• What you have to do:
Retype the data that follows line by line, exactly, and leave its pictures out.

• Provided material:

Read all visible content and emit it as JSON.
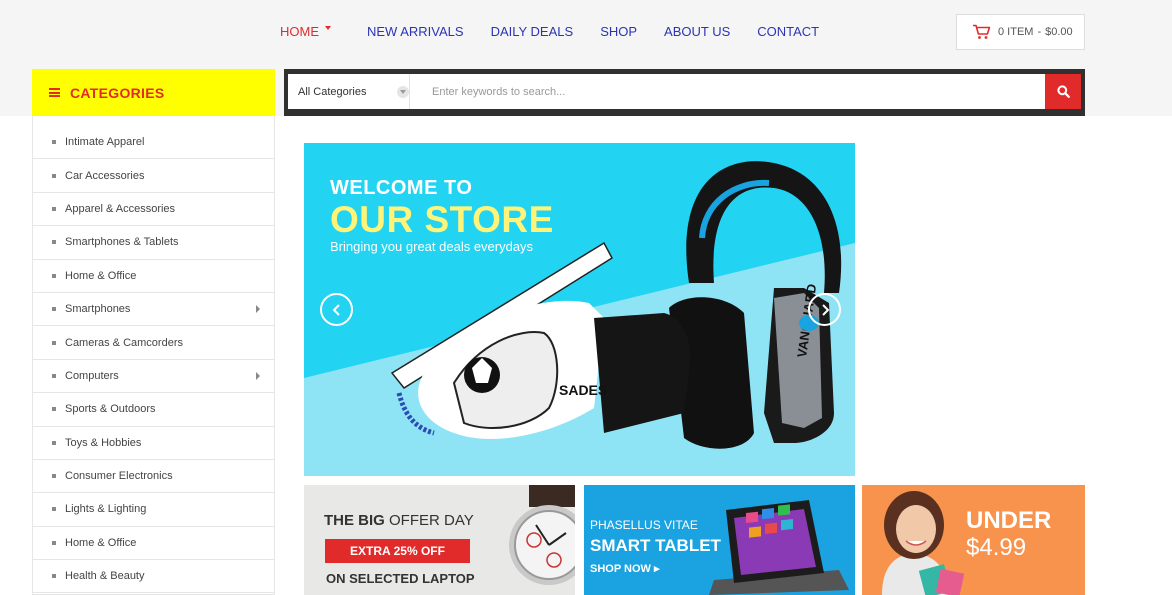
{
  "nav": {
    "items": [
      {
        "label": "HOME",
        "active": true
      },
      {
        "label": "NEW ARRIVALS"
      },
      {
        "label": "DAILY DEALS"
      },
      {
        "label": "SHOP"
      },
      {
        "label": "ABOUT US"
      },
      {
        "label": "CONTACT"
      }
    ]
  },
  "cart": {
    "items": "0 ITEM",
    "separator": "-",
    "total": "$0.00"
  },
  "categories": {
    "title": "CATEGORIES",
    "items": [
      {
        "label": "Intimate Apparel"
      },
      {
        "label": "Car Accessories"
      },
      {
        "label": "Apparel & Accessories"
      },
      {
        "label": "Smartphones & Tablets"
      },
      {
        "label": "Home & Office"
      },
      {
        "label": "Smartphones",
        "has_sub": true
      },
      {
        "label": "Cameras & Camcorders"
      },
      {
        "label": "Computers",
        "has_sub": true
      },
      {
        "label": "Sports & Outdoors"
      },
      {
        "label": "Toys & Hobbies"
      },
      {
        "label": "Consumer Electronics"
      },
      {
        "label": "Lights & Lighting"
      },
      {
        "label": "Home & Office"
      },
      {
        "label": "Health & Beauty"
      }
    ]
  },
  "search": {
    "category": "All Categories",
    "placeholder": "Enter keywords to search..."
  },
  "slider": {
    "line1": "WELCOME TO",
    "line2": "OUR STORE",
    "line3": "Bringing you great deals everydays",
    "headphone_brand": "SADES",
    "headphone_model": "VANGUARD"
  },
  "banners": {
    "b1": {
      "title_bold": "THE BIG",
      "title_rest": " OFFER DAY",
      "badge": "EXTRA 25% OFF",
      "sub": "ON SELECTED LAPTOP"
    },
    "b2": {
      "title": "PHASELLUS VITAE",
      "big": "SMART TABLET",
      "link": "SHOP NOW"
    },
    "b3": {
      "line1": "UNDER",
      "line2": "$4.99"
    }
  },
  "colors": {
    "accent": "#e12b2b",
    "nav": "#2a35b5",
    "category_header": "#ffff00",
    "slider_bg": "#22d4f2"
  }
}
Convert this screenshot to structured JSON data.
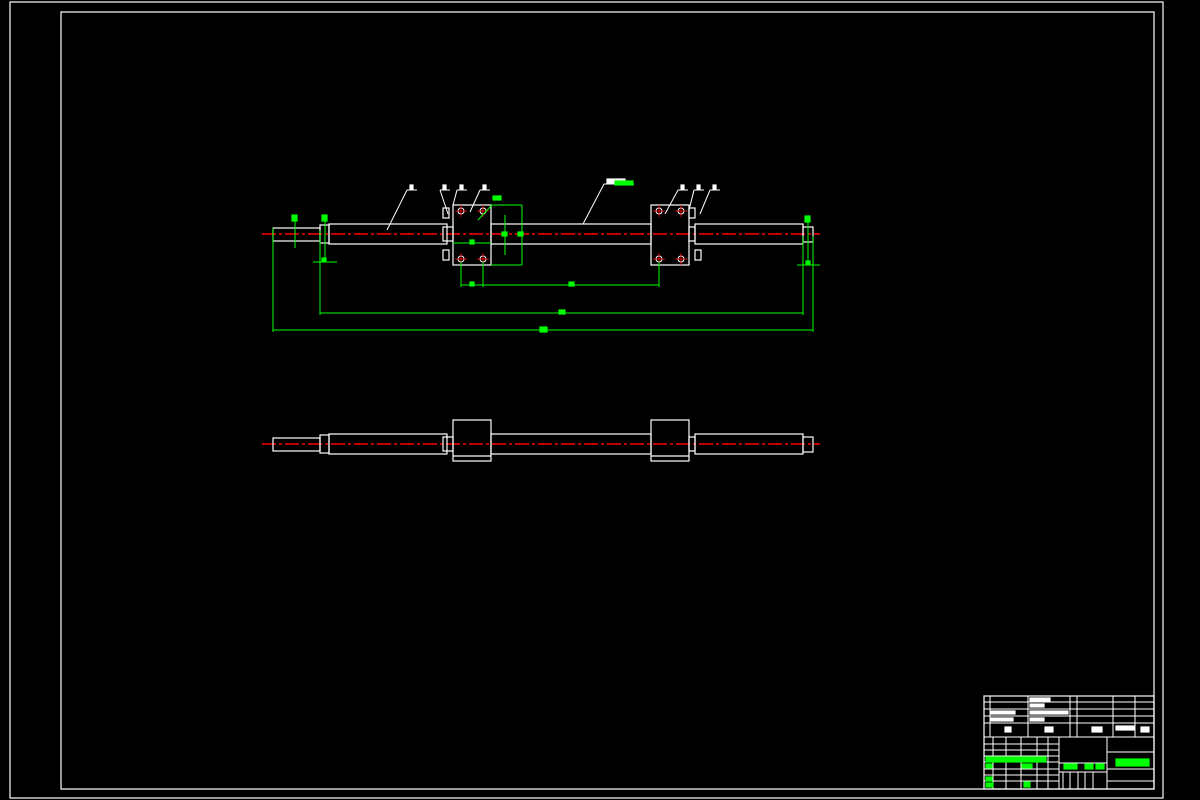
{
  "drawing": {
    "background": "#000000",
    "outline_color": "#ffffff",
    "dimension_color": "#00ff00",
    "centerline_color": "#ff0000"
  },
  "views": [
    "front-view",
    "top-view"
  ],
  "title_block": {}
}
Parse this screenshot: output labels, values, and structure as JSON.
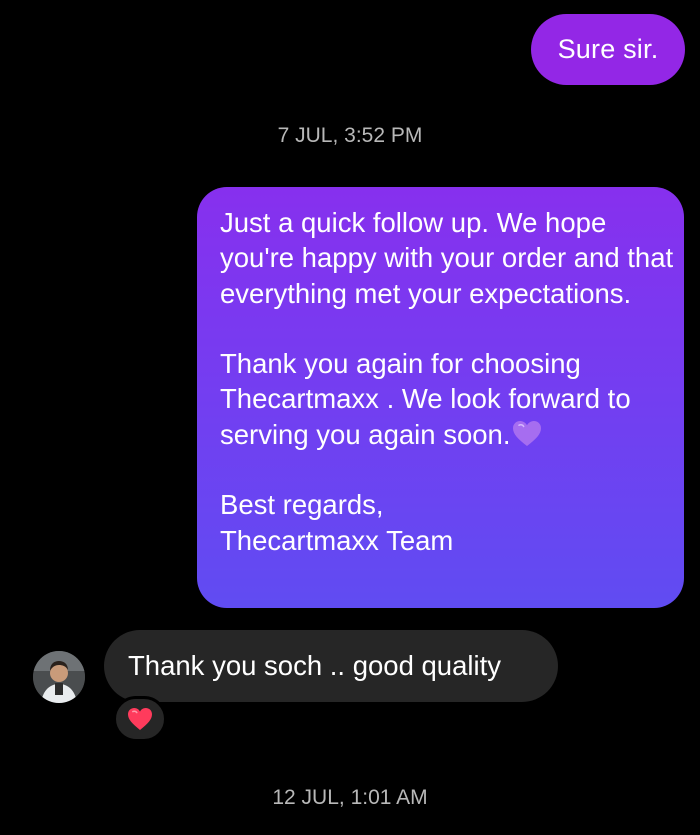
{
  "messages": {
    "outgoing_short": {
      "text": "Sure sir."
    },
    "timestamp_1": "7 JUL, 3:52 PM",
    "outgoing_long": {
      "line1": "Just a quick follow up. We hope you're happy with your order and that everything met your expectations.",
      "line2": "Thank you again for choosing Thecartmaxx . We look forward to serving you again soon.",
      "line2_emoji": "purple-heart-emoji",
      "line3": "Best regards,",
      "line4": "Thecartmaxx Team"
    },
    "incoming": {
      "text": "Thank you soch .. good quality",
      "reaction": "red-heart-emoji"
    },
    "timestamp_2": "12 JUL, 1:01 AM"
  },
  "colors": {
    "background": "#000000",
    "outgoing_short_bubble": "#9327e6",
    "outgoing_long_gradient_top": "#8730ee",
    "outgoing_long_gradient_bottom": "#604cf2",
    "incoming_bubble": "#262626",
    "timestamp_text": "#b8b8b8",
    "reaction_heart": "#ff3b5c",
    "purple_heart": "#a66df0"
  }
}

• Exercise output:
Read all visible content and emit it as JSON.
{
  "nav": {
    "items": [
      {
        "label": "HOME",
        "active": true
      },
      {
        "label": "NEW ARRIVALS"
      },
      {
        "label": "DAILY DEALS"
      },
      {
        "label": "SHOP"
      },
      {
        "label": "ABOUT US"
      },
      {
        "label": "CONTACT"
      }
    ]
  },
  "cart": {
    "items": "0 ITEM",
    "separator": "-",
    "total": "$0.00"
  },
  "categories": {
    "title": "CATEGORIES",
    "items": [
      {
        "label": "Intimate Apparel"
      },
      {
        "label": "Car Accessories"
      },
      {
        "label": "Apparel & Accessories"
      },
      {
        "label": "Smartphones & Tablets"
      },
      {
        "label": "Home & Office"
      },
      {
        "label": "Smartphones",
        "has_sub": true
      },
      {
        "label": "Cameras & Camcorders"
      },
      {
        "label": "Computers",
        "has_sub": true
      },
      {
        "label": "Sports & Outdoors"
      },
      {
        "label": "Toys & Hobbies"
      },
      {
        "label": "Consumer Electronics"
      },
      {
        "label": "Lights & Lighting"
      },
      {
        "label": "Home & Office"
      },
      {
        "label": "Health & Beauty"
      }
    ]
  },
  "search": {
    "category": "All Categories",
    "placeholder": "Enter keywords to search..."
  },
  "slider": {
    "line1": "WELCOME TO",
    "line2": "OUR STORE",
    "line3": "Bringing you great deals everydays",
    "headphone_brand": "SADES",
    "headphone_model": "VANGUARD"
  },
  "banners": {
    "b1": {
      "title_bold": "THE BIG",
      "title_rest": " OFFER DAY",
      "badge": "EXTRA 25% OFF",
      "sub": "ON SELECTED LAPTOP"
    },
    "b2": {
      "title": "PHASELLUS VITAE",
      "big": "SMART TABLET",
      "link": "SHOP NOW"
    },
    "b3": {
      "line1": "UNDER",
      "line2": "$4.99"
    }
  },
  "colors": {
    "accent": "#e12b2b",
    "nav": "#2a35b5",
    "category_header": "#ffff00",
    "slider_bg": "#22d4f2"
  }
}
Convert this screenshot to structured JSON data.
{
  "drawing": {
    "background": "#000000",
    "outline_color": "#ffffff",
    "dimension_color": "#00ff00",
    "centerline_color": "#ff0000"
  },
  "views": [
    "front-view",
    "top-view"
  ],
  "title_block": {}
}
Parse this screenshot: output labels, values, and structure as JSON.
{
  "messages": {
    "outgoing_short": {
      "text": "Sure sir."
    },
    "timestamp_1": "7 JUL, 3:52 PM",
    "outgoing_long": {
      "line1": "Just a quick follow up. We hope you're happy with your order and that everything met your expectations.",
      "line2": "Thank you again for choosing Thecartmaxx . We look forward to serving you again soon.",
      "line2_emoji": "purple-heart-emoji",
      "line3": "Best regards,",
      "line4": "Thecartmaxx Team"
    },
    "incoming": {
      "text": "Thank you soch .. good quality",
      "reaction": "red-heart-emoji"
    },
    "timestamp_2": "12 JUL, 1:01 AM"
  },
  "colors": {
    "background": "#000000",
    "outgoing_short_bubble": "#9327e6",
    "outgoing_long_gradient_top": "#8730ee",
    "outgoing_long_gradient_bottom": "#604cf2",
    "incoming_bubble": "#262626",
    "timestamp_text": "#b8b8b8",
    "reaction_heart": "#ff3b5c",
    "purple_heart": "#a66df0"
  }
}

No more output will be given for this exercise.